:: Extracted entries

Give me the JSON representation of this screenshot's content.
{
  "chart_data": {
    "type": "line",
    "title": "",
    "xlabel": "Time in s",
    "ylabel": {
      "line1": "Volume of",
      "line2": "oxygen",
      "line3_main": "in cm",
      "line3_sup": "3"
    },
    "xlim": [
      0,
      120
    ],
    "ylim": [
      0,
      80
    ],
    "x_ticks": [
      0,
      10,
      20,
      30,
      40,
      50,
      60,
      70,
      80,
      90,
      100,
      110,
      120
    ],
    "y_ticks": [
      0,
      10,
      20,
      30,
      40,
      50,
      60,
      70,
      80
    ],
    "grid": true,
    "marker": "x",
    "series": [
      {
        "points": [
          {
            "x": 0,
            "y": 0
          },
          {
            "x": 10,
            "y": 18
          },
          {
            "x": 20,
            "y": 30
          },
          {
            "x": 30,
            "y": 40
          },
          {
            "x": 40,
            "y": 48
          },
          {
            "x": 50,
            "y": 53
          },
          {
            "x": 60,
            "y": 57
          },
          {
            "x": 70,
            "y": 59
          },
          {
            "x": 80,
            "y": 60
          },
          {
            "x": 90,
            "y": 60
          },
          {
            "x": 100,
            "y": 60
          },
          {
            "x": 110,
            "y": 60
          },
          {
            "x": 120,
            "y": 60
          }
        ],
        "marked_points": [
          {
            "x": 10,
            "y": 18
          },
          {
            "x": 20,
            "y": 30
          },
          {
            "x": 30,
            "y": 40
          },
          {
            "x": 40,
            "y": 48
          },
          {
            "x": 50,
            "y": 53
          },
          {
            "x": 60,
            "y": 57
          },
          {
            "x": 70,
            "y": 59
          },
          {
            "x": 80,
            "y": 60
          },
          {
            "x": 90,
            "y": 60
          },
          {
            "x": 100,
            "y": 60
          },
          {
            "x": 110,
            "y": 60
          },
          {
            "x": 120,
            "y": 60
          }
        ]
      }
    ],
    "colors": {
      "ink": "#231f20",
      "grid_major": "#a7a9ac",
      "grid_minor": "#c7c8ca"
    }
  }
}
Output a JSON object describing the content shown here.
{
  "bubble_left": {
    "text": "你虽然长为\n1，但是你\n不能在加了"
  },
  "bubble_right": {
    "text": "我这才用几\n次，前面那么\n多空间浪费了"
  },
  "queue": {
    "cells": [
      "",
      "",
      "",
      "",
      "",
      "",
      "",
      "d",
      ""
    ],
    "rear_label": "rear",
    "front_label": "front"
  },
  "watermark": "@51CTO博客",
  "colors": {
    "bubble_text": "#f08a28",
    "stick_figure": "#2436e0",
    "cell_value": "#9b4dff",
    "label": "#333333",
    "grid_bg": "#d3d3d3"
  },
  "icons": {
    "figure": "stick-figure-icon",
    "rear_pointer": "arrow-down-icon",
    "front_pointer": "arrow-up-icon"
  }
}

::::

Written exercise>
Output, unchanged, the lines from the line with "Output a JSON" through the final line of the material.

Complete output>
Output a JSON object describing the content shown here.
{
  "bubble_left": {
    "text": "你虽然长为\n1，但是你\n不能在加了"
  },
  "bubble_right": {
    "text": "我这才用几\n次，前面那么\n多空间浪费了"
  },
  "queue": {
    "cells": [
      "",
      "",
      "",
      "",
      "",
      "",
      "",
      "d",
      ""
    ],
    "rear_label": "rear",
    "front_label": "front"
  },
  "watermark": "@51CTO博客",
  "colors": {
    "bubble_text": "#f08a28",
    "stick_figure": "#2436e0",
    "cell_value": "#9b4dff",
    "label": "#333333",
    "grid_bg": "#d3d3d3"
  },
  "icons": {
    "figure": "stick-figure-icon",
    "rear_pointer": "arrow-down-icon",
    "front_pointer": "arrow-up-icon"
  }
}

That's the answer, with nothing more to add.